**WRITTEN EXERCISE:** Reproduce every entry below precisely. Pictures are excluded from the copy.

**DATASET ENTRIES:**
★ ★ ★

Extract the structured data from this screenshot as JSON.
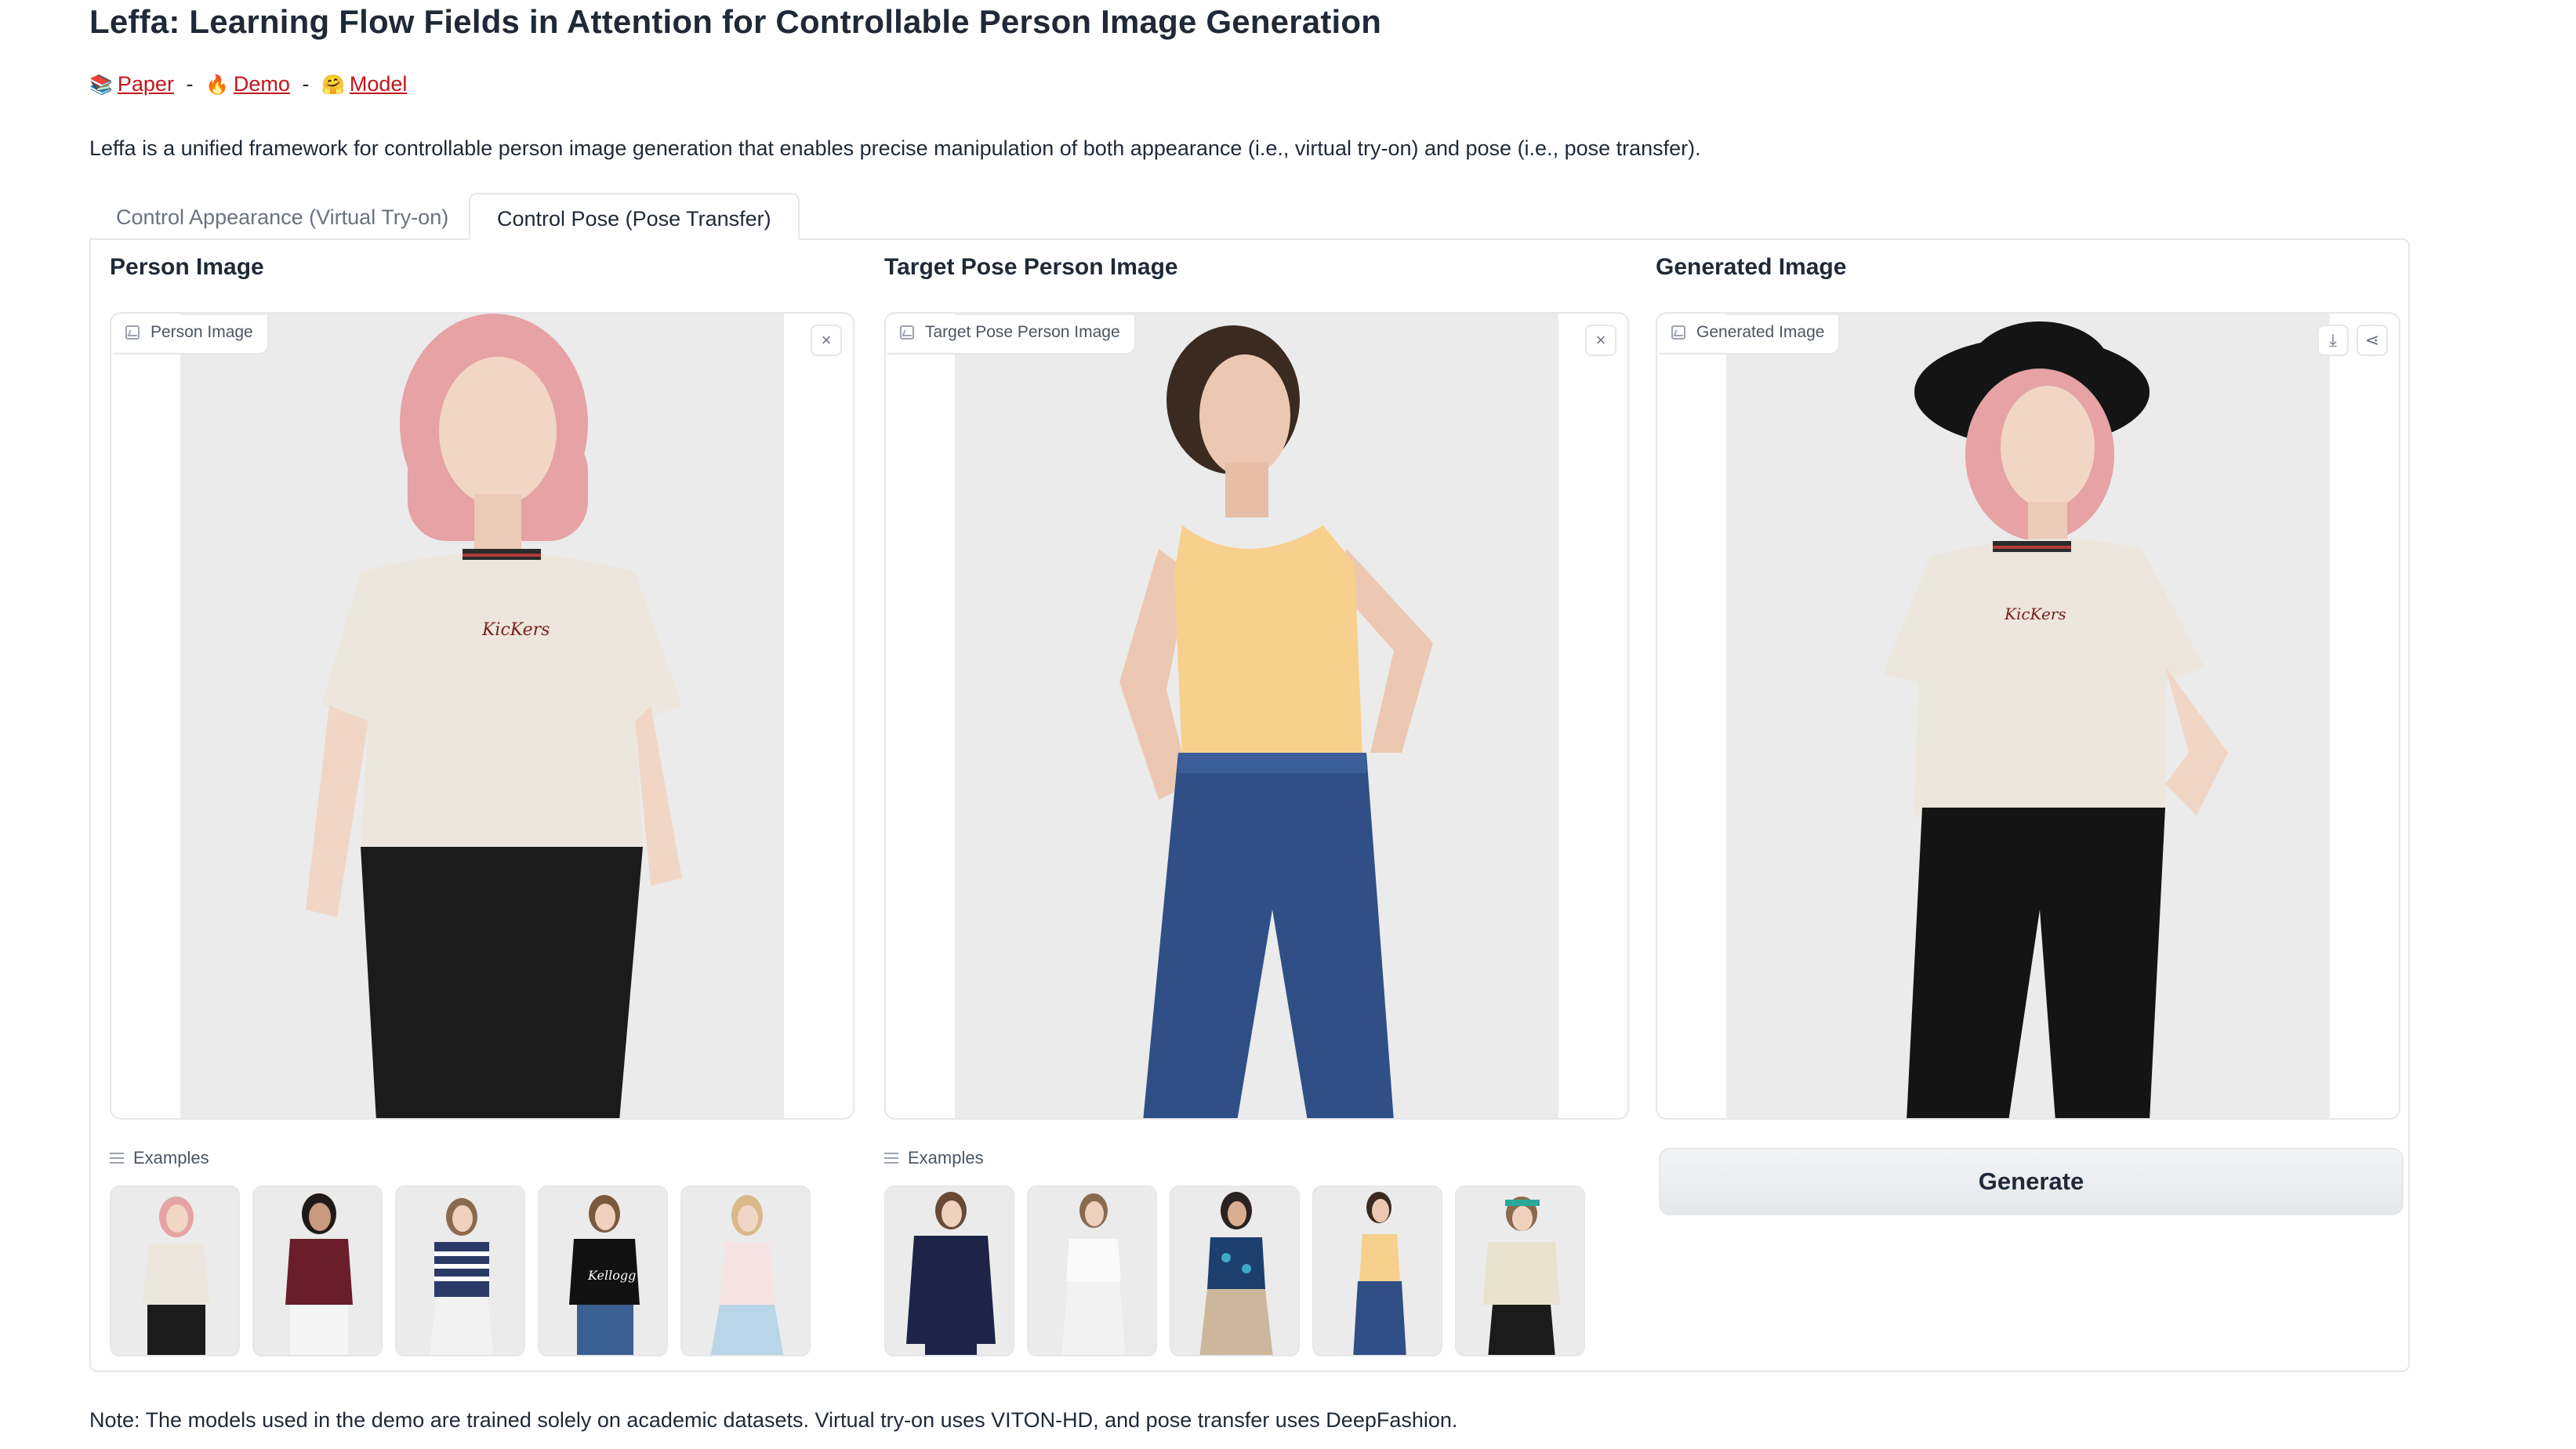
{
  "header": {
    "title": "Leffa: Learning Flow Fields in Attention for Controllable Person Image Generation",
    "links": [
      {
        "icon": "📚",
        "label": "Paper"
      },
      {
        "icon": "🔥",
        "label": "Demo"
      },
      {
        "icon": "🤗",
        "label": "Model"
      }
    ],
    "separator": "-",
    "description": "Leffa is a unified framework for controllable person image generation that enables precise manipulation of both appearance (i.e., virtual try-on) and pose (i.e., pose transfer)."
  },
  "tabs": [
    {
      "label": "Control Appearance (Virtual Try-on)",
      "active": false
    },
    {
      "label": "Control Pose (Pose Transfer)",
      "active": true
    }
  ],
  "columns": {
    "person": {
      "heading": "Person Image",
      "badge": "Person Image",
      "examples_label": "Examples"
    },
    "target": {
      "heading": "Target Pose Person Image",
      "badge": "Target Pose Person Image",
      "examples_label": "Examples"
    },
    "generated": {
      "heading": "Generated Image",
      "badge": "Generated Image"
    }
  },
  "icons": {
    "close": "×",
    "download": "⤓",
    "share": "⋖"
  },
  "generate_button": "Generate",
  "note": "Note: The models used in the demo are trained solely on academic datasets. Virtual try-on uses VITON-HD, and pose transfer uses DeepFashion.",
  "colors": {
    "link": "#c2161b",
    "border": "#e5e7eb",
    "photo_bg": "#e8e8e8"
  }
}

★ ★ ★

**FULL ANSWER:**
Extract the structured data from this screenshot as JSON.
{
  "header": {
    "title": "Leffa: Learning Flow Fields in Attention for Controllable Person Image Generation",
    "links": [
      {
        "icon": "📚",
        "label": "Paper"
      },
      {
        "icon": "🔥",
        "label": "Demo"
      },
      {
        "icon": "🤗",
        "label": "Model"
      }
    ],
    "separator": "-",
    "description": "Leffa is a unified framework for controllable person image generation that enables precise manipulation of both appearance (i.e., virtual try-on) and pose (i.e., pose transfer)."
  },
  "tabs": [
    {
      "label": "Control Appearance (Virtual Try-on)",
      "active": false
    },
    {
      "label": "Control Pose (Pose Transfer)",
      "active": true
    }
  ],
  "columns": {
    "person": {
      "heading": "Person Image",
      "badge": "Person Image",
      "examples_label": "Examples"
    },
    "target": {
      "heading": "Target Pose Person Image",
      "badge": "Target Pose Person Image",
      "examples_label": "Examples"
    },
    "generated": {
      "heading": "Generated Image",
      "badge": "Generated Image"
    }
  },
  "icons": {
    "close": "×",
    "download": "⤓",
    "share": "⋖"
  },
  "generate_button": "Generate",
  "note": "Note: The models used in the demo are trained solely on academic datasets. Virtual try-on uses VITON-HD, and pose transfer uses DeepFashion.",
  "colors": {
    "link": "#c2161b",
    "border": "#e5e7eb",
    "photo_bg": "#e8e8e8"
  }
}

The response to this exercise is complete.